-- Start MATERIAL SUPPLIED --

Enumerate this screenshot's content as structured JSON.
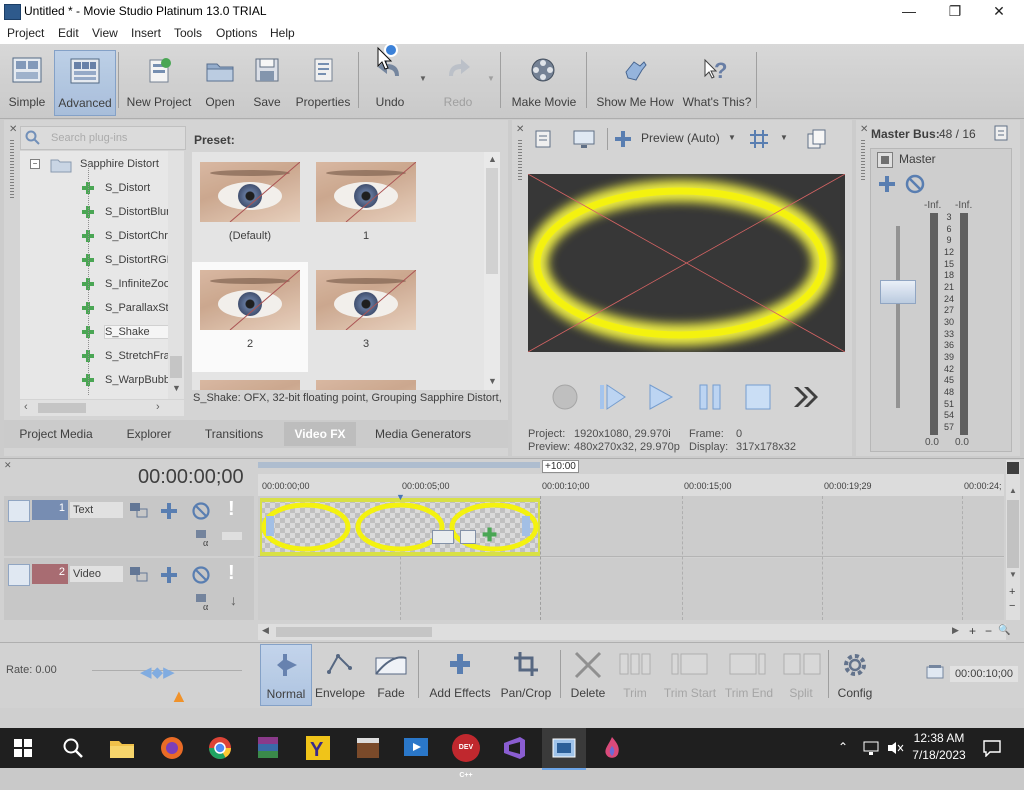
{
  "window": {
    "title": "Untitled * - Movie Studio Platinum 13.0 TRIAL",
    "minimize": "—",
    "maximize": "❐",
    "close": "✕"
  },
  "menu": [
    "Project",
    "Edit",
    "View",
    "Insert",
    "Tools",
    "Options",
    "Help"
  ],
  "toolbar": {
    "simple": "Simple",
    "advanced": "Advanced",
    "new_project": "New Project",
    "open": "Open",
    "save": "Save",
    "properties": "Properties",
    "undo": "Undo",
    "redo": "Redo",
    "make_movie": "Make Movie",
    "show_me_how": "Show Me How",
    "whats_this": "What's This?"
  },
  "plugins": {
    "search_placeholder": "Search plug-ins",
    "group": "Sapphire Distort",
    "items": [
      "S_Distort",
      "S_DistortBlur",
      "S_DistortChroma",
      "S_DistortRGB",
      "S_InfiniteZoom",
      "S_ParallaxStrips",
      "S_Shake",
      "S_StretchFrameEdges",
      "S_WarpBubble"
    ],
    "selected": "S_Shake"
  },
  "presets": {
    "header": "Preset:",
    "items": [
      "(Default)",
      "1",
      "2",
      "3"
    ],
    "selected": "2",
    "status": "S_Shake: OFX, 32-bit floating point, Grouping  Sapphire Distort,"
  },
  "dock_tabs": [
    "Project Media",
    "Explorer",
    "Transitions",
    "Video FX",
    "Media Generators"
  ],
  "dock_active": "Video FX",
  "preview": {
    "mode": "Preview (Auto)",
    "project_label": "Project:",
    "project_value": "1920x1080, 29.970i",
    "preview_label": "Preview:",
    "preview_value": "480x270x32, 29.970p",
    "frame_label": "Frame:",
    "frame_value": "0",
    "display_label": "Display:",
    "display_value": "317x178x32"
  },
  "master": {
    "title": "Master Bus:",
    "ratio": "48 / 16",
    "label": "Master",
    "peak_left": "-Inf.",
    "peak_right": "-Inf.",
    "scale": [
      "3",
      "6",
      "9",
      "12",
      "15",
      "18",
      "21",
      "24",
      "27",
      "30",
      "33",
      "36",
      "39",
      "42",
      "45",
      "48",
      "51",
      "54",
      "57"
    ],
    "bottom_left": "0.0",
    "bottom_right": "0.0"
  },
  "timeline": {
    "timecode": "00:00:00;00",
    "marker": "+10:00",
    "ruler": [
      "00:00:00;00",
      "00:00:05;00",
      "00:00:10;00",
      "00:00:15;00",
      "00:00:19;29",
      "00:00:24;"
    ],
    "tracks": [
      {
        "number": "1",
        "name": "Text"
      },
      {
        "number": "2",
        "name": "Video"
      }
    ],
    "rate": "Rate: 0.00",
    "end_time": "00:00:10;00"
  },
  "bottom_tools": {
    "normal": "Normal",
    "envelope": "Envelope",
    "fade": "Fade",
    "add_effects": "Add Effects",
    "pan_crop": "Pan/Crop",
    "delete": "Delete",
    "trim": "Trim",
    "trim_start": "Trim Start",
    "trim_end": "Trim End",
    "split": "Split",
    "config": "Config"
  },
  "taskbar": {
    "time": "12:38 AM",
    "date": "7/18/2023",
    "dev_label": "DEV C++"
  },
  "colors": {
    "accent": "#2f7ad6",
    "clip": "#d8e03a",
    "glow": "#f2f200"
  }
}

-- End MATERIAL SUPPLIED --

» TASK REQUIREMENTS
Where a line above contains the word "title", copy that line.

» TASK SOLUTION
    "title": "Untitled * - Movie Studio Platinum 13.0 TRIAL",
    "title": "Master Bus:",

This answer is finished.